BEGIN RECORD EXCERPTS

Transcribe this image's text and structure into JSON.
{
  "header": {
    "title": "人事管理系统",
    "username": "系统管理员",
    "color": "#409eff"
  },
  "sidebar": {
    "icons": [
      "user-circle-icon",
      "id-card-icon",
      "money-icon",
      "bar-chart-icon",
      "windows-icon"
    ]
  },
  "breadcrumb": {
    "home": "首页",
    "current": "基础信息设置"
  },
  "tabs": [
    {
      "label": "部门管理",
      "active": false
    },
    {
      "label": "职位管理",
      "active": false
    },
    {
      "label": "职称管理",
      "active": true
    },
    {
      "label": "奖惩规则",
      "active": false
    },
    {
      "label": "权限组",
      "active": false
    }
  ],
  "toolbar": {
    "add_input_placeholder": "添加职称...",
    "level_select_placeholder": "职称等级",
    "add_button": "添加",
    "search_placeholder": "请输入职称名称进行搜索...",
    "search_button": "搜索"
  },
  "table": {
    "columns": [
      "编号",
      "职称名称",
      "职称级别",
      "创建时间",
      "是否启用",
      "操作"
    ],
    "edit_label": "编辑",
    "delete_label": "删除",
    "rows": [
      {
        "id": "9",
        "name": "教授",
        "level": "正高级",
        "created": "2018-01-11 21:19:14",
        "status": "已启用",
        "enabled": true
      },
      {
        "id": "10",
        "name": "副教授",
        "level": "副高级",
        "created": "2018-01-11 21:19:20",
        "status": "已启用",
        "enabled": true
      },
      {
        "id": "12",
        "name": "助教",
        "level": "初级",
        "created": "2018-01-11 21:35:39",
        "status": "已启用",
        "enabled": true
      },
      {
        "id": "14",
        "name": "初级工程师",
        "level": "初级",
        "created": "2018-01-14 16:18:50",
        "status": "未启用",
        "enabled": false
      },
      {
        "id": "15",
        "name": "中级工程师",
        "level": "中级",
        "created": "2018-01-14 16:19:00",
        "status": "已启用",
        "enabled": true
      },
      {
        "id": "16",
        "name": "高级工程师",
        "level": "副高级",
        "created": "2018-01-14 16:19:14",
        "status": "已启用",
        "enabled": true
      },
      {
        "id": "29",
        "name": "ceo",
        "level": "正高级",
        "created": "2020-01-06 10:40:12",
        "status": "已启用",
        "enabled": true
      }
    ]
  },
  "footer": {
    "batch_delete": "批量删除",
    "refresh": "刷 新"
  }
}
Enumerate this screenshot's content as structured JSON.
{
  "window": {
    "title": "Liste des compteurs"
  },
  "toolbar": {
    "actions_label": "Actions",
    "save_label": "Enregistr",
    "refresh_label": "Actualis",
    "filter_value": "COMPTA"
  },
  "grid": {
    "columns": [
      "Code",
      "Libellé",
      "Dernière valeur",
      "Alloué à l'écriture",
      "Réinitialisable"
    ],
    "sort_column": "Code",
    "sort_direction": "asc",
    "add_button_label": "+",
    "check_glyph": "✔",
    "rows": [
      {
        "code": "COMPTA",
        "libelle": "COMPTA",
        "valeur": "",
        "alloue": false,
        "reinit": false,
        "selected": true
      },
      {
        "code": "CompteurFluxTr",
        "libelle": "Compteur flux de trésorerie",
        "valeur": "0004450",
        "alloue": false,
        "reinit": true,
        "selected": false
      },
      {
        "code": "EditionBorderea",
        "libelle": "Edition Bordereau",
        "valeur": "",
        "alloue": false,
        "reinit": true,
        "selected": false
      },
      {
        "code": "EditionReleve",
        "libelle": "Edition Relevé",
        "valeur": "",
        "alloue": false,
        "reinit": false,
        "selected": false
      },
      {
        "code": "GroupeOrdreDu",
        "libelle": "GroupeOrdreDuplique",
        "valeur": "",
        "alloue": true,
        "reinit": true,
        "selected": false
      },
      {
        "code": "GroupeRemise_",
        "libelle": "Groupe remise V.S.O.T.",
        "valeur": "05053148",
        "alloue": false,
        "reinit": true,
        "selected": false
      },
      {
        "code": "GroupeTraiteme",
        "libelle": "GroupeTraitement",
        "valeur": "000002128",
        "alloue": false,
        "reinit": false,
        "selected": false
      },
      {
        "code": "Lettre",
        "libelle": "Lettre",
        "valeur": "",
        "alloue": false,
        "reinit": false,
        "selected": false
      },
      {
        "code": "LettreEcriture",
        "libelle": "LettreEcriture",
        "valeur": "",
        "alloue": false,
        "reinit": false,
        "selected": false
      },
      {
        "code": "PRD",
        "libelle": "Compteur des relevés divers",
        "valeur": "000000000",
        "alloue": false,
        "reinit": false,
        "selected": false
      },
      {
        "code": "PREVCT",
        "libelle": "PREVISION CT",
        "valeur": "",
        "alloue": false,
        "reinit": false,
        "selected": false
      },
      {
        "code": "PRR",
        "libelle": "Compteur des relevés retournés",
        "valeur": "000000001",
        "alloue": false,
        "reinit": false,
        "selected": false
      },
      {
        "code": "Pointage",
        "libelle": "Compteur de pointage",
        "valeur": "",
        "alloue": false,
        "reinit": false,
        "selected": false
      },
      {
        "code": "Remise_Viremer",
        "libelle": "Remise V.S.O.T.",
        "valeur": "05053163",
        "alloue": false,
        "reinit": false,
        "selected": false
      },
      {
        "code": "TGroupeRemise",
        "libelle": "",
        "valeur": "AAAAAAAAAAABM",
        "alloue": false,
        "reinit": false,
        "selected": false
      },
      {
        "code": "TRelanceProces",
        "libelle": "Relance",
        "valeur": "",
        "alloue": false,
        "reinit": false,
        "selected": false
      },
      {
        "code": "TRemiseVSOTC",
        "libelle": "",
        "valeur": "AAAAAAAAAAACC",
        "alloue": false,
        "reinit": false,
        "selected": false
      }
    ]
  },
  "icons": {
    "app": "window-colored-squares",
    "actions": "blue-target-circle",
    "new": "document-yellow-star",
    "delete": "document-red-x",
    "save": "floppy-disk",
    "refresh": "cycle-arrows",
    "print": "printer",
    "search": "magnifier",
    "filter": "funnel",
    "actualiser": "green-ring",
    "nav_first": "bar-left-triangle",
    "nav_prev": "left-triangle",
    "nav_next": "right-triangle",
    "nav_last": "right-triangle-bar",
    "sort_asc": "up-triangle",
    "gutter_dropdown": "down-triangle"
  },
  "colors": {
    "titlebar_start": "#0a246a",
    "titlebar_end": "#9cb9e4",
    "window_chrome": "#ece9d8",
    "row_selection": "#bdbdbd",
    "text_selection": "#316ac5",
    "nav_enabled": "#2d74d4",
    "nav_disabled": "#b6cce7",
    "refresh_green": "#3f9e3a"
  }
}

END RECORD EXCERPTS

### WRITTEN PROBLEM
Among the entries, how many lines contain the string "this"? Give the number without anything else.

### RESPONSE
2